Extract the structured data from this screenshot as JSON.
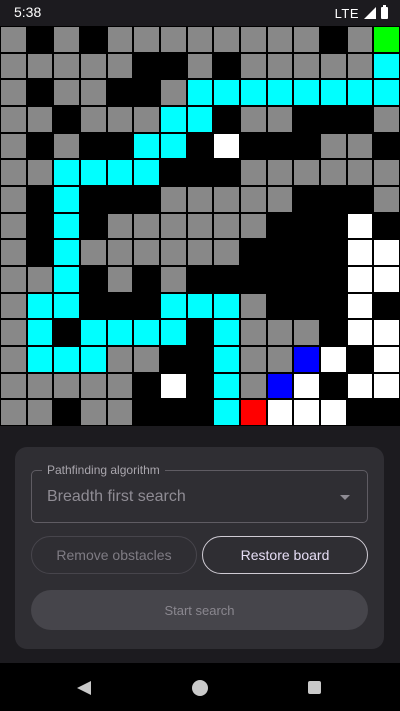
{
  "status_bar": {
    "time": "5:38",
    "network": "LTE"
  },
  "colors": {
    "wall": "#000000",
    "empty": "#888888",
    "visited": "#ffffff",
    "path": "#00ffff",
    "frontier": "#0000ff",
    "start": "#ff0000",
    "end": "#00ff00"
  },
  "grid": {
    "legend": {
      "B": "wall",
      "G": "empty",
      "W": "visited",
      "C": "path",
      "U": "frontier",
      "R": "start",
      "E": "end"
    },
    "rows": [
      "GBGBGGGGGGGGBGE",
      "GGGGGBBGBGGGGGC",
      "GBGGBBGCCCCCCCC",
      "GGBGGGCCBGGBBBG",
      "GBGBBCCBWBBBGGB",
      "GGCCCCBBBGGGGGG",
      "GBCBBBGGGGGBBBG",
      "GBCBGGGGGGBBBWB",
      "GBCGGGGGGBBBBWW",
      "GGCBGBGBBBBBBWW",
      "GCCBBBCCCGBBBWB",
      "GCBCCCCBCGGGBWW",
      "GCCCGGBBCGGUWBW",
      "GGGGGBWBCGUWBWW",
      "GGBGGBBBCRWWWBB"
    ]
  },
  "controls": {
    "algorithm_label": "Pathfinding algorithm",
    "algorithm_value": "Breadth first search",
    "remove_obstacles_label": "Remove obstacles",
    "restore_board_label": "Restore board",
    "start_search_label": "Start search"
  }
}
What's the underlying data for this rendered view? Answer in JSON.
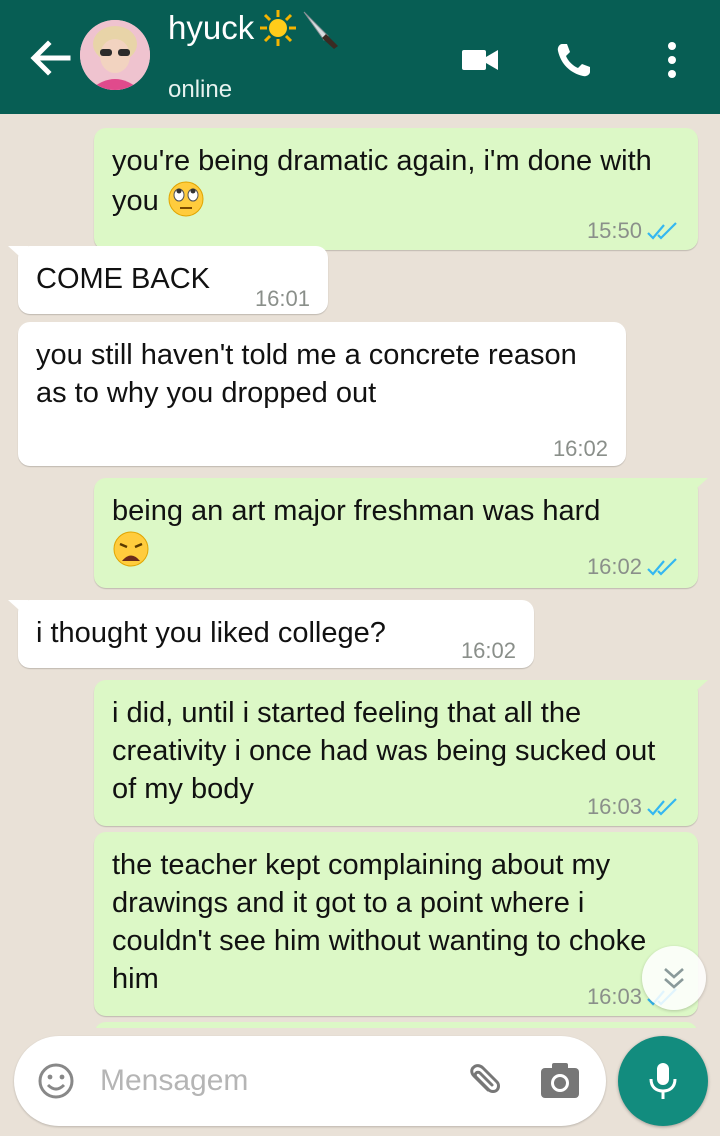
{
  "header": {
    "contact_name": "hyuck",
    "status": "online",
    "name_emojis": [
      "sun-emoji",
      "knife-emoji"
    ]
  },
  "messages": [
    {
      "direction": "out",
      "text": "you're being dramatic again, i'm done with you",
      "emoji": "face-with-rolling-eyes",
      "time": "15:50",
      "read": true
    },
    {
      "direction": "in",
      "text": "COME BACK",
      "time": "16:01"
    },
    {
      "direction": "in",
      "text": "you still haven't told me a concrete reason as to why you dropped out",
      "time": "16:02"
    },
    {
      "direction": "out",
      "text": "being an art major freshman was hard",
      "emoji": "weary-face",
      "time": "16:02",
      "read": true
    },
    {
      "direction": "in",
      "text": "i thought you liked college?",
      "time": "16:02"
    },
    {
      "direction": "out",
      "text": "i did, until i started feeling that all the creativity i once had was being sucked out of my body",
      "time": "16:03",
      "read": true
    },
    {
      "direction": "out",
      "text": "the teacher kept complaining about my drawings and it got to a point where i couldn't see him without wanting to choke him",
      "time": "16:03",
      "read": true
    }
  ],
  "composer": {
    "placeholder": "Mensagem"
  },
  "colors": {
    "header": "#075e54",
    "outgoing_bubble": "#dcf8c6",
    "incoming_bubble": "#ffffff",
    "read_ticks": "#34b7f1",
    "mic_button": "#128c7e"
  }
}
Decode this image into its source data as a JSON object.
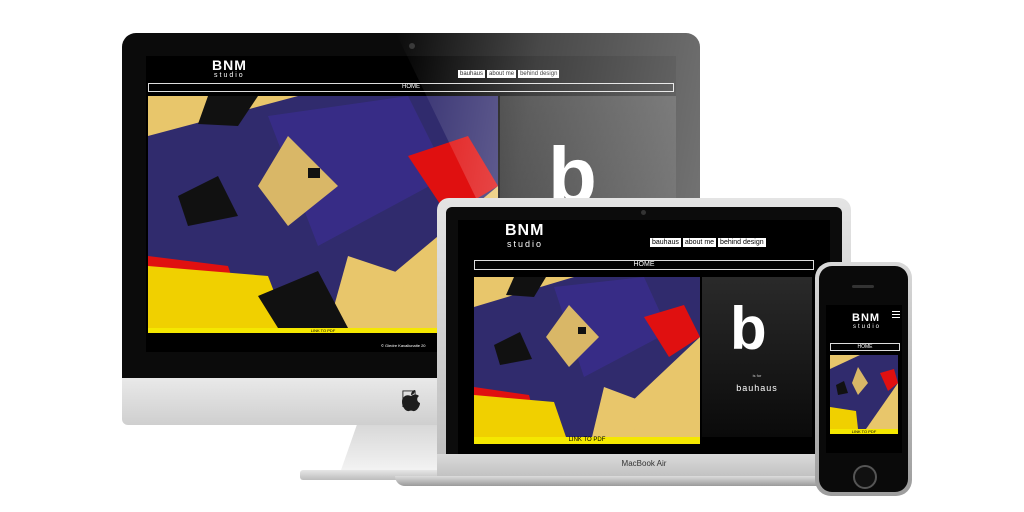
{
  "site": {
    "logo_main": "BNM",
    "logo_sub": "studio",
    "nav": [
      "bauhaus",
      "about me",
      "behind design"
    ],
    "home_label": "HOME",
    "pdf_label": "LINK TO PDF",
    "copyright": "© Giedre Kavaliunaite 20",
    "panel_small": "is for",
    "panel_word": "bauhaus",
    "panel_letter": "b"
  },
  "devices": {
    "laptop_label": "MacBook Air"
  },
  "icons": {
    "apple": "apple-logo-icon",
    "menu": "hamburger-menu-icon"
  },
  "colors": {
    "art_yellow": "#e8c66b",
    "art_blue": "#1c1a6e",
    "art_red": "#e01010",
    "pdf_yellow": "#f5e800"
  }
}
# # # # # # #
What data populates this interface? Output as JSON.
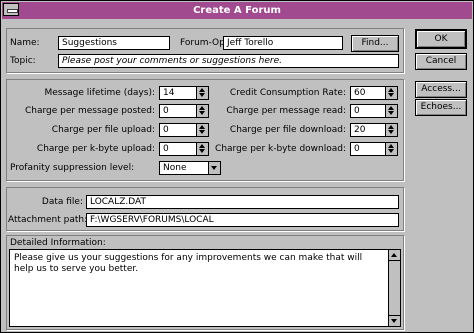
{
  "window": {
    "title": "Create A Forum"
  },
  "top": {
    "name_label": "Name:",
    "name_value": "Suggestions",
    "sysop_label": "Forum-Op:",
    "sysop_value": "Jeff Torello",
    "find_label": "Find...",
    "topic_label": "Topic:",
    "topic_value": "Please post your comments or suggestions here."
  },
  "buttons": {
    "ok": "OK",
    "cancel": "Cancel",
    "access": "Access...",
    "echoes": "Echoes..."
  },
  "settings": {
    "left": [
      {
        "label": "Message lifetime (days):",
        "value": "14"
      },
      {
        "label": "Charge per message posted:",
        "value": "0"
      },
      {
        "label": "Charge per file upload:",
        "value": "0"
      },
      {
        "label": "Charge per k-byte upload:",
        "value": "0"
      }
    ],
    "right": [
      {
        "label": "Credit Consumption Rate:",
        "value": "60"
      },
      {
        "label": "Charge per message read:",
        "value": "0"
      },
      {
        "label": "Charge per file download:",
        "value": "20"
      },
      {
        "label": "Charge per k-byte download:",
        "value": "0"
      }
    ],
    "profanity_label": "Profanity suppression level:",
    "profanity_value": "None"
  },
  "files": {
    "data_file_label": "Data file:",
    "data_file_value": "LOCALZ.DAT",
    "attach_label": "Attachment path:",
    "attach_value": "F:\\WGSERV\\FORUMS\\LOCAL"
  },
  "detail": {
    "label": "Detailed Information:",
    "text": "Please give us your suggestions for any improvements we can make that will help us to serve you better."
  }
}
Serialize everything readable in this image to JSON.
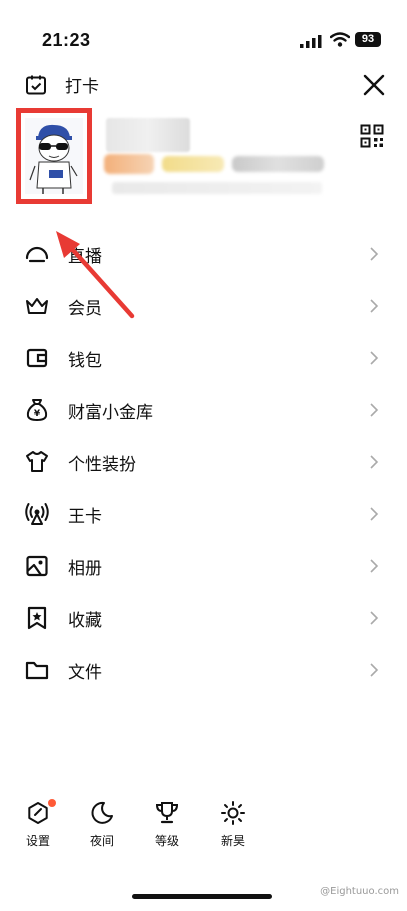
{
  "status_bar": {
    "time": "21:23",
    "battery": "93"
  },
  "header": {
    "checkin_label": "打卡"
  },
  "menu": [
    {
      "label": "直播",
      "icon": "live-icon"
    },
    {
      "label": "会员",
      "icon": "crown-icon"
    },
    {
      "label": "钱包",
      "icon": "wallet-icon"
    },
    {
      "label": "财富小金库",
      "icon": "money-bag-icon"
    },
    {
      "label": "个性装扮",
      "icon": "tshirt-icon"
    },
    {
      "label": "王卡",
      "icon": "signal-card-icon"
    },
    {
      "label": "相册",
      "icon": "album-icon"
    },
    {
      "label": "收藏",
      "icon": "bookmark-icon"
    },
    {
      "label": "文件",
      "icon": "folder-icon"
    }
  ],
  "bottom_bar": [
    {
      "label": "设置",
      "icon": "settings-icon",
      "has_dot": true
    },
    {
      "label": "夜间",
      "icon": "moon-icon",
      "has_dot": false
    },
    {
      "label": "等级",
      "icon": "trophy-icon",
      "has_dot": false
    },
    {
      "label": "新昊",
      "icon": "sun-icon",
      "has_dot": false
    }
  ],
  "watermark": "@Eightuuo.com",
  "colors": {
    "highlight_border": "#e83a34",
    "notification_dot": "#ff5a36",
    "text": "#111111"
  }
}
# # # # # # #
● **WHAT IS NEEDED**: Tell how many lines hold the string "search", giving the number and nothing else.

● **FULL RESPONSE**: 2